***** THE RECORDS *****
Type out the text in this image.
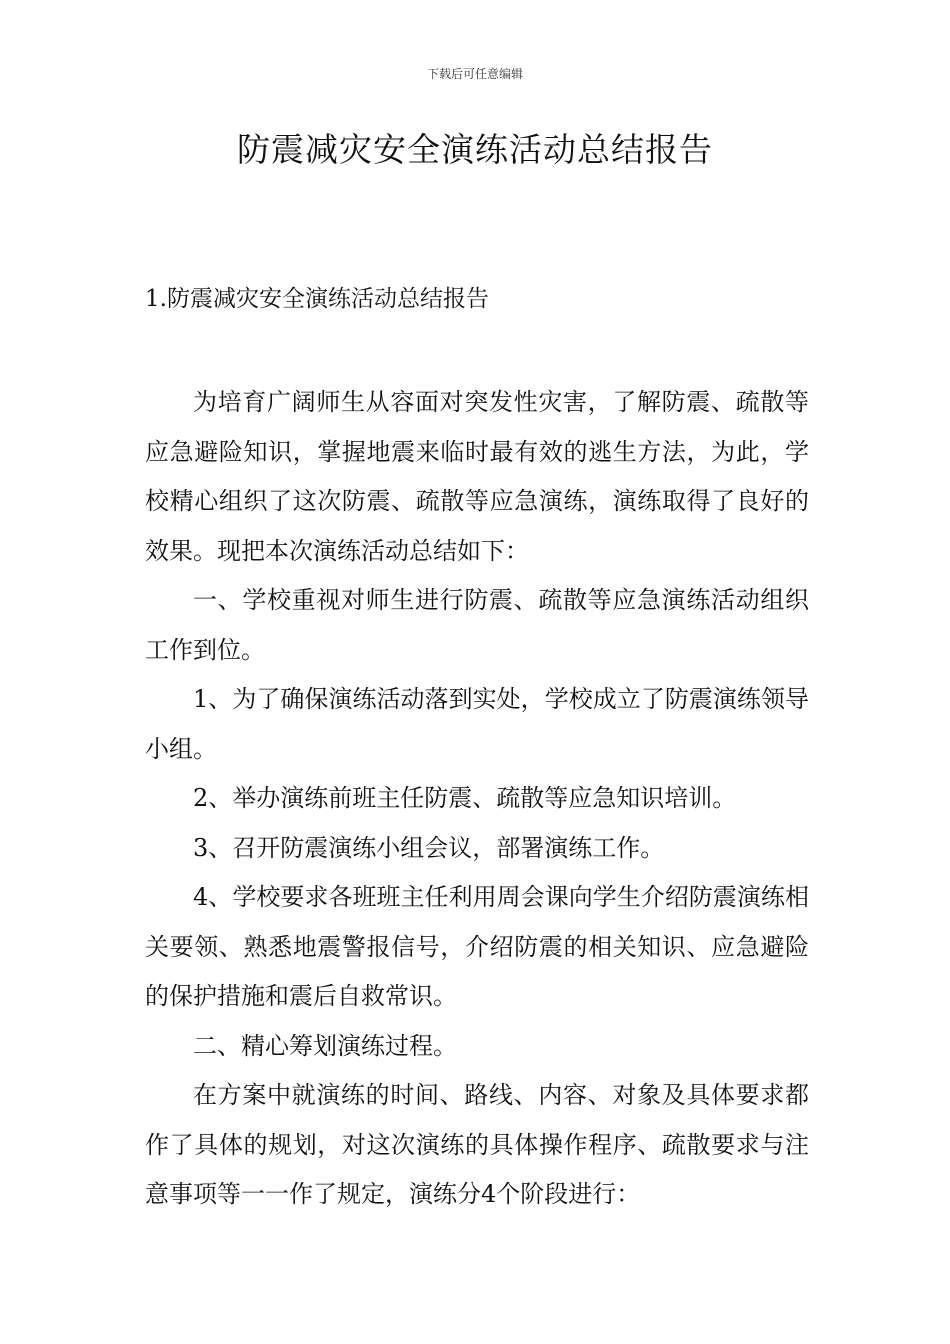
下载后可任意编辑
防震减灾安全演练活动总结报告
1.防震减灾安全演练活动总结报告

为培育广阔师生从容面对突发性灾害，了解防震、疏散等应急避险知识，掌握地震来临时最有效的逃生方法，为此，学校精心组织了这次防震、疏散等应急演练，演练取得了良好的效果。现把本次演练活动总结如下：

一、学校重视对师生进行防震、疏散等应急演练活动组织工作到位。

1、为了确保演练活动落到实处，学校成立了防震演练领导小组。

2、举办演练前班主任防震、疏散等应急知识培训。

3、召开防震演练小组会议，部署演练工作。

4、学校要求各班班主任利用周会课向学生介绍防震演练相关要领、熟悉地震警报信号，介绍防震的相关知识、应急避险的保护措施和震后自救常识。

二、精心筹划演练过程。

在方案中就演练的时间、路线、内容、对象及具体要求都作了具体的规划，对这次演练的具体操作程序、疏散要求与注意事项等一一作了规定，演练分4个阶段进行：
*****
DIRECTIONS:
Copy out all of the material exactly as written, without its pictures.

RESPONSE:
Type out the text in this image.
下载后可任意编辑
防震减灾安全演练活动总结报告
1.防震减灾安全演练活动总结报告

为培育广阔师生从容面对突发性灾害，了解防震、疏散等应急避险知识，掌握地震来临时最有效的逃生方法，为此，学校精心组织了这次防震、疏散等应急演练，演练取得了良好的效果。现把本次演练活动总结如下：

一、学校重视对师生进行防震、疏散等应急演练活动组织工作到位。

1、为了确保演练活动落到实处，学校成立了防震演练领导小组。

2、举办演练前班主任防震、疏散等应急知识培训。

3、召开防震演练小组会议，部署演练工作。

4、学校要求各班班主任利用周会课向学生介绍防震演练相关要领、熟悉地震警报信号，介绍防震的相关知识、应急避险的保护措施和震后自救常识。

二、精心筹划演练过程。

在方案中就演练的时间、路线、内容、对象及具体要求都作了具体的规划，对这次演练的具体操作程序、疏散要求与注意事项等一一作了规定，演练分4个阶段进行：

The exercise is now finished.